_What the exercise asks_
Repeat the records in full and exactly, omitting pictures.
= = = = = = =
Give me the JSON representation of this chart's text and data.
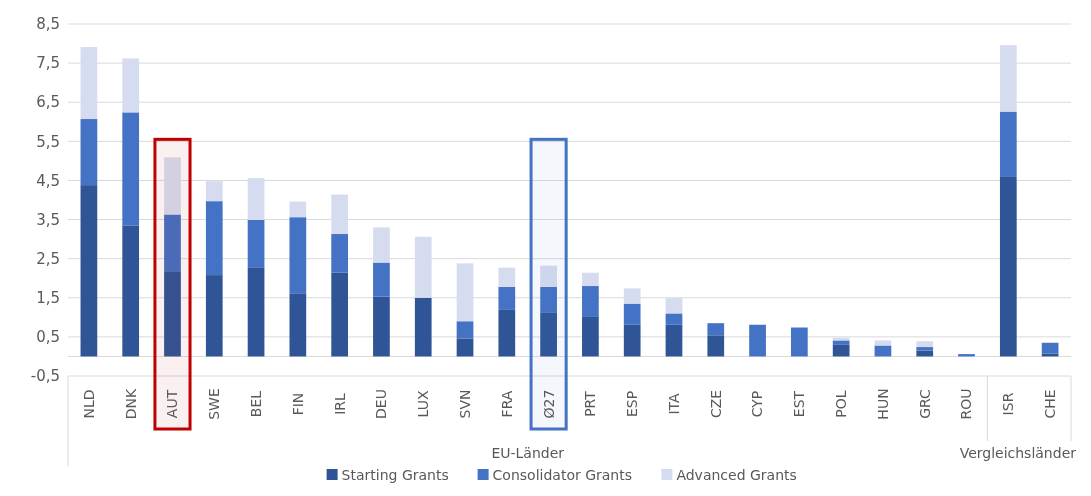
{
  "chart_data": {
    "type": "bar",
    "stacked": true,
    "categories": [
      "NLD",
      "DNK",
      "AUT",
      "SWE",
      "BEL",
      "FIN",
      "IRL",
      "DEU",
      "LUX",
      "SVN",
      "FRA",
      "Ø27",
      "PRT",
      "ESP",
      "ITA",
      "CZE",
      "CYP",
      "EST",
      "POL",
      "HUN",
      "GRC",
      "ROU",
      "ISR",
      "CHE"
    ],
    "series": [
      {
        "name": "Starting Grants",
        "color": "#2f5597",
        "values": [
          4.38,
          3.35,
          2.18,
          2.08,
          2.28,
          1.6,
          2.14,
          1.53,
          1.5,
          0.46,
          1.19,
          1.13,
          1.01,
          0.81,
          0.81,
          0.54,
          0,
          0,
          0.31,
          0,
          0.15,
          0,
          4.59,
          0.07
        ]
      },
      {
        "name": "Consolidator Grants",
        "color": "#4472c4",
        "values": [
          1.69,
          2.89,
          1.45,
          1.89,
          1.21,
          1.96,
          0.99,
          0.87,
          0,
          0.44,
          0.59,
          0.65,
          0.79,
          0.54,
          0.29,
          0.31,
          0.81,
          0.74,
          0.1,
          0.28,
          0.09,
          0.06,
          1.67,
          0.28
        ]
      },
      {
        "name": "Advanced Grants",
        "color": "#d6dcf0",
        "values": [
          1.84,
          1.38,
          1.46,
          0.51,
          1.07,
          0.4,
          1.01,
          0.9,
          1.56,
          1.48,
          0.49,
          0.54,
          0.34,
          0.39,
          0.39,
          0,
          0,
          0,
          0.07,
          0.13,
          0.15,
          0,
          1.7,
          0
        ]
      }
    ],
    "ylim": [
      -0.5,
      8.5
    ],
    "yticks": [
      {
        "value": -0.5,
        "label": "-0,5"
      },
      {
        "value": 0.5,
        "label": "0,5"
      },
      {
        "value": 1.5,
        "label": "1,5"
      },
      {
        "value": 2.5,
        "label": "2,5"
      },
      {
        "value": 3.5,
        "label": "3,5"
      },
      {
        "value": 4.5,
        "label": "4,5"
      },
      {
        "value": 5.5,
        "label": "5,5"
      },
      {
        "value": 6.5,
        "label": "6,5"
      },
      {
        "value": 7.5,
        "label": "7,5"
      },
      {
        "value": 8.5,
        "label": "8,5"
      }
    ],
    "grid": "y",
    "legend": "bottom",
    "bands": [
      {
        "axis": "x",
        "from": "AUT",
        "to": "AUT",
        "color": "#c00000"
      },
      {
        "axis": "x",
        "from": "Ø27",
        "to": "Ø27",
        "color": "#4472c4"
      }
    ],
    "annotations": [
      "EU-Länder",
      "Vergleichsländer"
    ]
  }
}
= = = = = = =
_Answer to the problem_
Give me the JSON representation of this chart's text and data.
{
  "chart_data": {
    "type": "bar",
    "stacked": true,
    "categories": [
      "NLD",
      "DNK",
      "AUT",
      "SWE",
      "BEL",
      "FIN",
      "IRL",
      "DEU",
      "LUX",
      "SVN",
      "FRA",
      "Ø27",
      "PRT",
      "ESP",
      "ITA",
      "CZE",
      "CYP",
      "EST",
      "POL",
      "HUN",
      "GRC",
      "ROU",
      "ISR",
      "CHE"
    ],
    "series": [
      {
        "name": "Starting Grants",
        "color": "#2f5597",
        "values": [
          4.38,
          3.35,
          2.18,
          2.08,
          2.28,
          1.6,
          2.14,
          1.53,
          1.5,
          0.46,
          1.19,
          1.13,
          1.01,
          0.81,
          0.81,
          0.54,
          0,
          0,
          0.31,
          0,
          0.15,
          0,
          4.59,
          0.07
        ]
      },
      {
        "name": "Consolidator Grants",
        "color": "#4472c4",
        "values": [
          1.69,
          2.89,
          1.45,
          1.89,
          1.21,
          1.96,
          0.99,
          0.87,
          0,
          0.44,
          0.59,
          0.65,
          0.79,
          0.54,
          0.29,
          0.31,
          0.81,
          0.74,
          0.1,
          0.28,
          0.09,
          0.06,
          1.67,
          0.28
        ]
      },
      {
        "name": "Advanced Grants",
        "color": "#d6dcf0",
        "values": [
          1.84,
          1.38,
          1.46,
          0.51,
          1.07,
          0.4,
          1.01,
          0.9,
          1.56,
          1.48,
          0.49,
          0.54,
          0.34,
          0.39,
          0.39,
          0,
          0,
          0,
          0.07,
          0.13,
          0.15,
          0,
          1.7,
          0
        ]
      }
    ],
    "ylim": [
      -0.5,
      8.5
    ],
    "yticks": [
      {
        "value": -0.5,
        "label": "-0,5"
      },
      {
        "value": 0.5,
        "label": "0,5"
      },
      {
        "value": 1.5,
        "label": "1,5"
      },
      {
        "value": 2.5,
        "label": "2,5"
      },
      {
        "value": 3.5,
        "label": "3,5"
      },
      {
        "value": 4.5,
        "label": "4,5"
      },
      {
        "value": 5.5,
        "label": "5,5"
      },
      {
        "value": 6.5,
        "label": "6,5"
      },
      {
        "value": 7.5,
        "label": "7,5"
      },
      {
        "value": 8.5,
        "label": "8,5"
      }
    ],
    "grid": "y",
    "legend": "bottom",
    "bands": [
      {
        "axis": "x",
        "from": "AUT",
        "to": "AUT",
        "color": "#c00000"
      },
      {
        "axis": "x",
        "from": "Ø27",
        "to": "Ø27",
        "color": "#4472c4"
      }
    ],
    "annotations": [
      "EU-Länder",
      "Vergleichsländer"
    ]
  }
}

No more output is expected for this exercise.